All of the material below is to be repeated exactly.

------------------------------------------------------------------------

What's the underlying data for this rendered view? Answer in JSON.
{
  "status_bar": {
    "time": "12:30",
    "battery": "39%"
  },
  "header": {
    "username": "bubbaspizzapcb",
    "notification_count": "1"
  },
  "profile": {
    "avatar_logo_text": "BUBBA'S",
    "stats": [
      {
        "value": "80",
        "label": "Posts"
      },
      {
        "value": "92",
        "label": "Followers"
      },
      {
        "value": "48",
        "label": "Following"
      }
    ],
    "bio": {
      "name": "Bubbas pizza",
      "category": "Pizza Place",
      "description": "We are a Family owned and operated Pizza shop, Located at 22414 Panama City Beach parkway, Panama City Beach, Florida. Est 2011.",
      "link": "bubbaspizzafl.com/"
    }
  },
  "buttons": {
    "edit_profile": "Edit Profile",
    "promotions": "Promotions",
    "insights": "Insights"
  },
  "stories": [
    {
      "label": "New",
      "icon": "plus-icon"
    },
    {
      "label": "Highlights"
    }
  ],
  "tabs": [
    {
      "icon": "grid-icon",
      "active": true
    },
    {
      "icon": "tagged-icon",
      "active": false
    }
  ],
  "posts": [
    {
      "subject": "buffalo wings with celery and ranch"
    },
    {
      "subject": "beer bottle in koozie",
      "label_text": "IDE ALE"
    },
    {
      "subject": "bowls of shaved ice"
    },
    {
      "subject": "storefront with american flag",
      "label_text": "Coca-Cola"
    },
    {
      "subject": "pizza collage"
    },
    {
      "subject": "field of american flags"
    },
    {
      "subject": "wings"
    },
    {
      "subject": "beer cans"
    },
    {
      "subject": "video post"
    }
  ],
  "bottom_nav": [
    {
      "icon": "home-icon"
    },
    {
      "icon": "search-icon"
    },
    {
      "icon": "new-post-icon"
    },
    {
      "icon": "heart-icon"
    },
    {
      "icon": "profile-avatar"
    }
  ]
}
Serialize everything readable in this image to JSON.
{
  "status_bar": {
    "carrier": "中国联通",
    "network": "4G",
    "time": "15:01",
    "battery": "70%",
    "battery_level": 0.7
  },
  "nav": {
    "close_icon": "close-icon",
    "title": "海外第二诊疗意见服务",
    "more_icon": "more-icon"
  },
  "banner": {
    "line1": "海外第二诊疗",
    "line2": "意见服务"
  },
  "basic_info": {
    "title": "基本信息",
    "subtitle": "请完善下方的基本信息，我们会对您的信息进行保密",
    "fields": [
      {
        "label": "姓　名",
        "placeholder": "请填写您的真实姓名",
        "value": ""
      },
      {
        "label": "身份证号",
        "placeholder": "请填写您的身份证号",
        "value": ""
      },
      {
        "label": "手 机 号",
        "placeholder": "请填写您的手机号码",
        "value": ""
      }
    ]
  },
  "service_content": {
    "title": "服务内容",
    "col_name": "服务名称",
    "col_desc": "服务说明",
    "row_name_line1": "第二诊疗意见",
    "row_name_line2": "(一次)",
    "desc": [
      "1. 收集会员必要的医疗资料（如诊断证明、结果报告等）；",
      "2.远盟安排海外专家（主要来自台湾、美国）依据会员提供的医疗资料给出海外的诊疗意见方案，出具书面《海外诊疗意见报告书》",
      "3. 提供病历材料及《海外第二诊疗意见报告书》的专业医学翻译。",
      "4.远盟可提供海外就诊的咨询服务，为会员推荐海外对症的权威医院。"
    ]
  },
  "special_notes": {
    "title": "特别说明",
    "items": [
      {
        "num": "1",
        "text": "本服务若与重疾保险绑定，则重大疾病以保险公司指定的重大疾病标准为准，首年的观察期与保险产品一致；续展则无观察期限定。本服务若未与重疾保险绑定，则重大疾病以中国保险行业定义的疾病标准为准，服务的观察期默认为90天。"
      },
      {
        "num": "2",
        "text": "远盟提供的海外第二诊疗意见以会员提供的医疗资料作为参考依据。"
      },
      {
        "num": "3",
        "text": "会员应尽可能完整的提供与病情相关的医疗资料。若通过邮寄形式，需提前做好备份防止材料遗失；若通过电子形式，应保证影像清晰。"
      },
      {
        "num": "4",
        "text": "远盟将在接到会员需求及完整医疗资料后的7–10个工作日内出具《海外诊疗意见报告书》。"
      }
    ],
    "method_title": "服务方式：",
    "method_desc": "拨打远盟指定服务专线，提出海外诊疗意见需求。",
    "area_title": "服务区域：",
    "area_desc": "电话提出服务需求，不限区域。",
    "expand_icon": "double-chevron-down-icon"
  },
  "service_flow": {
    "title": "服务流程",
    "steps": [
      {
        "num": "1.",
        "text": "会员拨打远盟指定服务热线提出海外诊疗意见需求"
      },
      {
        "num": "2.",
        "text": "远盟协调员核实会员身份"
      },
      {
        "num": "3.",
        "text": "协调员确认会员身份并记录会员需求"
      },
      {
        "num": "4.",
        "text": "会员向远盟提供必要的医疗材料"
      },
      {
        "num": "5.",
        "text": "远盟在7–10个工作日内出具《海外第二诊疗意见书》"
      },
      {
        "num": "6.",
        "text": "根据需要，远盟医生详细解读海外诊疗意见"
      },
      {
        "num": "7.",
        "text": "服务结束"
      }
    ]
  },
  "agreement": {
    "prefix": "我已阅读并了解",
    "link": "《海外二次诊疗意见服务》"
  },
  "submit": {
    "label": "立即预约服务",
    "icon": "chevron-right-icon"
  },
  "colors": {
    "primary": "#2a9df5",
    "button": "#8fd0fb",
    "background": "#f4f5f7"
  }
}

------------------------------------------------------------------------

__ANSWER FOR THIS EXERCISE__.
What's the underlying data for this rendered view? Answer in JSON.
{
  "status_bar": {
    "time": "12:30",
    "battery": "39%"
  },
  "header": {
    "username": "bubbaspizzapcb",
    "notification_count": "1"
  },
  "profile": {
    "avatar_logo_text": "BUBBA'S",
    "stats": [
      {
        "value": "80",
        "label": "Posts"
      },
      {
        "value": "92",
        "label": "Followers"
      },
      {
        "value": "48",
        "label": "Following"
      }
    ],
    "bio": {
      "name": "Bubbas pizza",
      "category": "Pizza Place",
      "description": "We are a Family owned and operated Pizza shop, Located at 22414 Panama City Beach parkway, Panama City Beach, Florida. Est 2011.",
      "link": "bubbaspizzafl.com/"
    }
  },
  "buttons": {
    "edit_profile": "Edit Profile",
    "promotions": "Promotions",
    "insights": "Insights"
  },
  "stories": [
    {
      "label": "New",
      "icon": "plus-icon"
    },
    {
      "label": "Highlights"
    }
  ],
  "tabs": [
    {
      "icon": "grid-icon",
      "active": true
    },
    {
      "icon": "tagged-icon",
      "active": false
    }
  ],
  "posts": [
    {
      "subject": "buffalo wings with celery and ranch"
    },
    {
      "subject": "beer bottle in koozie",
      "label_text": "IDE ALE"
    },
    {
      "subject": "bowls of shaved ice"
    },
    {
      "subject": "storefront with american flag",
      "label_text": "Coca-Cola"
    },
    {
      "subject": "pizza collage"
    },
    {
      "subject": "field of american flags"
    },
    {
      "subject": "wings"
    },
    {
      "subject": "beer cans"
    },
    {
      "subject": "video post"
    }
  ],
  "bottom_nav": [
    {
      "icon": "home-icon"
    },
    {
      "icon": "search-icon"
    },
    {
      "icon": "new-post-icon"
    },
    {
      "icon": "heart-icon"
    },
    {
      "icon": "profile-avatar"
    }
  ]
}
Serialize everything readable in this image to JSON.
{
  "status_bar": {
    "carrier": "中国联通",
    "network": "4G",
    "time": "15:01",
    "battery": "70%",
    "battery_level": 0.7
  },
  "nav": {
    "close_icon": "close-icon",
    "title": "海外第二诊疗意见服务",
    "more_icon": "more-icon"
  },
  "banner": {
    "line1": "海外第二诊疗",
    "line2": "意见服务"
  },
  "basic_info": {
    "title": "基本信息",
    "subtitle": "请完善下方的基本信息，我们会对您的信息进行保密",
    "fields": [
      {
        "label": "姓　名",
        "placeholder": "请填写您的真实姓名",
        "value": ""
      },
      {
        "label": "身份证号",
        "placeholder": "请填写您的身份证号",
        "value": ""
      },
      {
        "label": "手 机 号",
        "placeholder": "请填写您的手机号码",
        "value": ""
      }
    ]
  },
  "service_content": {
    "title": "服务内容",
    "col_name": "服务名称",
    "col_desc": "服务说明",
    "row_name_line1": "第二诊疗意见",
    "row_name_line2": "(一次)",
    "desc": [
      "1. 收集会员必要的医疗资料（如诊断证明、结果报告等）；",
      "2.远盟安排海外专家（主要来自台湾、美国）依据会员提供的医疗资料给出海外的诊疗意见方案，出具书面《海外诊疗意见报告书》",
      "3. 提供病历材料及《海外第二诊疗意见报告书》的专业医学翻译。",
      "4.远盟可提供海外就诊的咨询服务，为会员推荐海外对症的权威医院。"
    ]
  },
  "special_notes": {
    "title": "特别说明",
    "items": [
      {
        "num": "1",
        "text": "本服务若与重疾保险绑定，则重大疾病以保险公司指定的重大疾病标准为准，首年的观察期与保险产品一致；续展则无观察期限定。本服务若未与重疾保险绑定，则重大疾病以中国保险行业定义的疾病标准为准，服务的观察期默认为90天。"
      },
      {
        "num": "2",
        "text": "远盟提供的海外第二诊疗意见以会员提供的医疗资料作为参考依据。"
      },
      {
        "num": "3",
        "text": "会员应尽可能完整的提供与病情相关的医疗资料。若通过邮寄形式，需提前做好备份防止材料遗失；若通过电子形式，应保证影像清晰。"
      },
      {
        "num": "4",
        "text": "远盟将在接到会员需求及完整医疗资料后的7–10个工作日内出具《海外诊疗意见报告书》。"
      }
    ],
    "method_title": "服务方式：",
    "method_desc": "拨打远盟指定服务专线，提出海外诊疗意见需求。",
    "area_title": "服务区域：",
    "area_desc": "电话提出服务需求，不限区域。",
    "expand_icon": "double-chevron-down-icon"
  },
  "service_flow": {
    "title": "服务流程",
    "steps": [
      {
        "num": "1.",
        "text": "会员拨打远盟指定服务热线提出海外诊疗意见需求"
      },
      {
        "num": "2.",
        "text": "远盟协调员核实会员身份"
      },
      {
        "num": "3.",
        "text": "协调员确认会员身份并记录会员需求"
      },
      {
        "num": "4.",
        "text": "会员向远盟提供必要的医疗材料"
      },
      {
        "num": "5.",
        "text": "远盟在7–10个工作日内出具《海外第二诊疗意见书》"
      },
      {
        "num": "6.",
        "text": "根据需要，远盟医生详细解读海外诊疗意见"
      },
      {
        "num": "7.",
        "text": "服务结束"
      }
    ]
  },
  "agreement": {
    "prefix": "我已阅读并了解",
    "link": "《海外二次诊疗意见服务》"
  },
  "submit": {
    "label": "立即预约服务",
    "icon": "chevron-right-icon"
  },
  "colors": {
    "primary": "#2a9df5",
    "button": "#8fd0fb",
    "background": "#f4f5f7"
  }
}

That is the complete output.